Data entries

------------------------------------------------------------------------

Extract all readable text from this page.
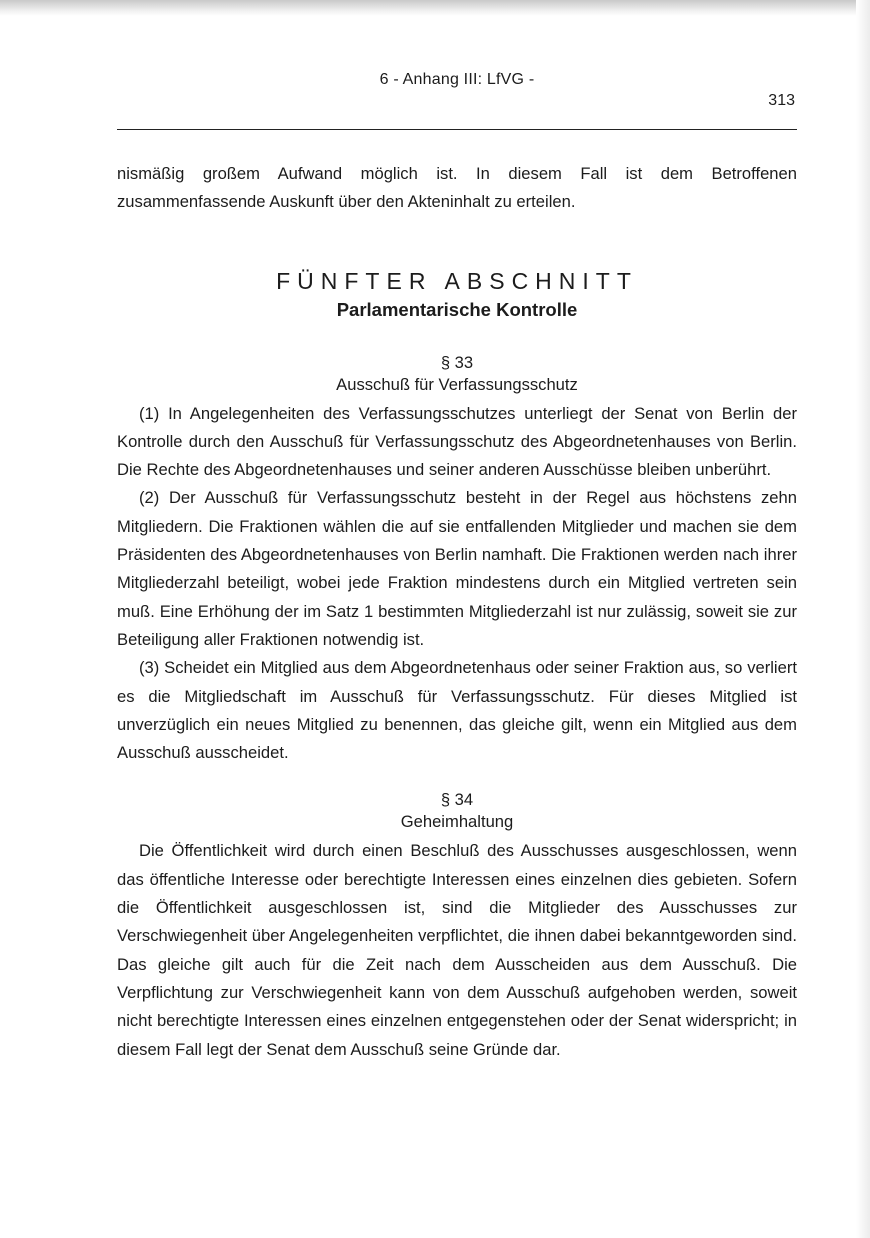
6 - Anhang III: LfVG -
313

nismäßig großem Aufwand möglich ist. In diesem Fall ist dem Betroffenen zusammenfassende Auskunft über den Akteninhalt zu erteilen.

FÜNFTER ABSCHNITT
Parlamentarische Kontrolle
§ 33
Ausschuß für Verfassungsschutz

(1) In Angelegenheiten des Verfassungsschutzes unterliegt der Senat von Berlin der Kontrolle durch den Ausschuß für Verfassungsschutz des Abgeordnetenhauses von Berlin. Die Rechte des Abgeordnetenhauses und seiner anderen Ausschüsse bleiben unberührt.

(2) Der Ausschuß für Verfassungsschutz besteht in der Regel aus höchstens zehn Mitgliedern. Die Fraktionen wählen die auf sie entfallenden Mitglieder und machen sie dem Präsidenten des Abgeordnetenhauses von Berlin namhaft. Die Fraktionen werden nach ihrer Mitgliederzahl beteiligt, wobei jede Fraktion mindestens durch ein Mitglied vertreten sein muß. Eine Erhöhung der im Satz 1 bestimmten Mitgliederzahl ist nur zulässig, soweit sie zur Beteiligung aller Fraktionen notwendig ist.

(3) Scheidet ein Mitglied aus dem Abgeordnetenhaus oder seiner Fraktion aus, so verliert es die Mitgliedschaft im Ausschuß für Verfassungsschutz. Für dieses Mitglied ist unverzüglich ein neues Mitglied zu benennen, das gleiche gilt, wenn ein Mitglied aus dem Ausschuß ausscheidet.

§ 34
Geheimhaltung

Die Öffentlichkeit wird durch einen Beschluß des Ausschusses ausgeschlossen, wenn das öffentliche Interesse oder berechtigte Interessen eines einzelnen dies gebieten. Sofern die Öffentlichkeit ausgeschlossen ist, sind die Mitglieder des Ausschusses zur Verschwiegenheit über Angelegenheiten verpflichtet, die ihnen dabei bekanntgeworden sind. Das gleiche gilt auch für die Zeit nach dem Ausscheiden aus dem Ausschuß. Die Verpflichtung zur Verschwiegenheit kann von dem Ausschuß aufgehoben werden, soweit nicht berechtigte Interessen eines einzelnen entgegenstehen oder der Senat widerspricht; in diesem Fall legt der Senat dem Ausschuß seine Gründe dar.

------------------------------------------------------------------------

■ EXERCISE PROMPT ■
Write out every entry again word for word, without any of the pictures.

■ EXERCISE OUTPUT ■
Extract all readable text from this page.
6 - Anhang III: LfVG -
313

nismäßig großem Aufwand möglich ist. In diesem Fall ist dem Betroffenen zusammenfassende Auskunft über den Akteninhalt zu erteilen.

FÜNFTER ABSCHNITT
Parlamentarische Kontrolle
§ 33
Ausschuß für Verfassungsschutz

(1) In Angelegenheiten des Verfassungsschutzes unterliegt der Senat von Berlin der Kontrolle durch den Ausschuß für Verfassungsschutz des Abgeordnetenhauses von Berlin. Die Rechte des Abgeordnetenhauses und seiner anderen Ausschüsse bleiben unberührt.

(2) Der Ausschuß für Verfassungsschutz besteht in der Regel aus höchstens zehn Mitgliedern. Die Fraktionen wählen die auf sie entfallenden Mitglieder und machen sie dem Präsidenten des Abgeordnetenhauses von Berlin namhaft. Die Fraktionen werden nach ihrer Mitgliederzahl beteiligt, wobei jede Fraktion mindestens durch ein Mitglied vertreten sein muß. Eine Erhöhung der im Satz 1 bestimmten Mitgliederzahl ist nur zulässig, soweit sie zur Beteiligung aller Fraktionen notwendig ist.

(3) Scheidet ein Mitglied aus dem Abgeordnetenhaus oder seiner Fraktion aus, so verliert es die Mitgliedschaft im Ausschuß für Verfassungsschutz. Für dieses Mitglied ist unverzüglich ein neues Mitglied zu benennen, das gleiche gilt, wenn ein Mitglied aus dem Ausschuß ausscheidet.

§ 34
Geheimhaltung

Die Öffentlichkeit wird durch einen Beschluß des Ausschusses ausgeschlossen, wenn das öffentliche Interesse oder berechtigte Interessen eines einzelnen dies gebieten. Sofern die Öffentlichkeit ausgeschlossen ist, sind die Mitglieder des Ausschusses zur Verschwiegenheit über Angelegenheiten verpflichtet, die ihnen dabei bekanntgeworden sind. Das gleiche gilt auch für die Zeit nach dem Ausscheiden aus dem Ausschuß. Die Verpflichtung zur Verschwiegenheit kann von dem Ausschuß aufgehoben werden, soweit nicht berechtigte Interessen eines einzelnen entgegenstehen oder der Senat widerspricht; in diesem Fall legt der Senat dem Ausschuß seine Gründe dar.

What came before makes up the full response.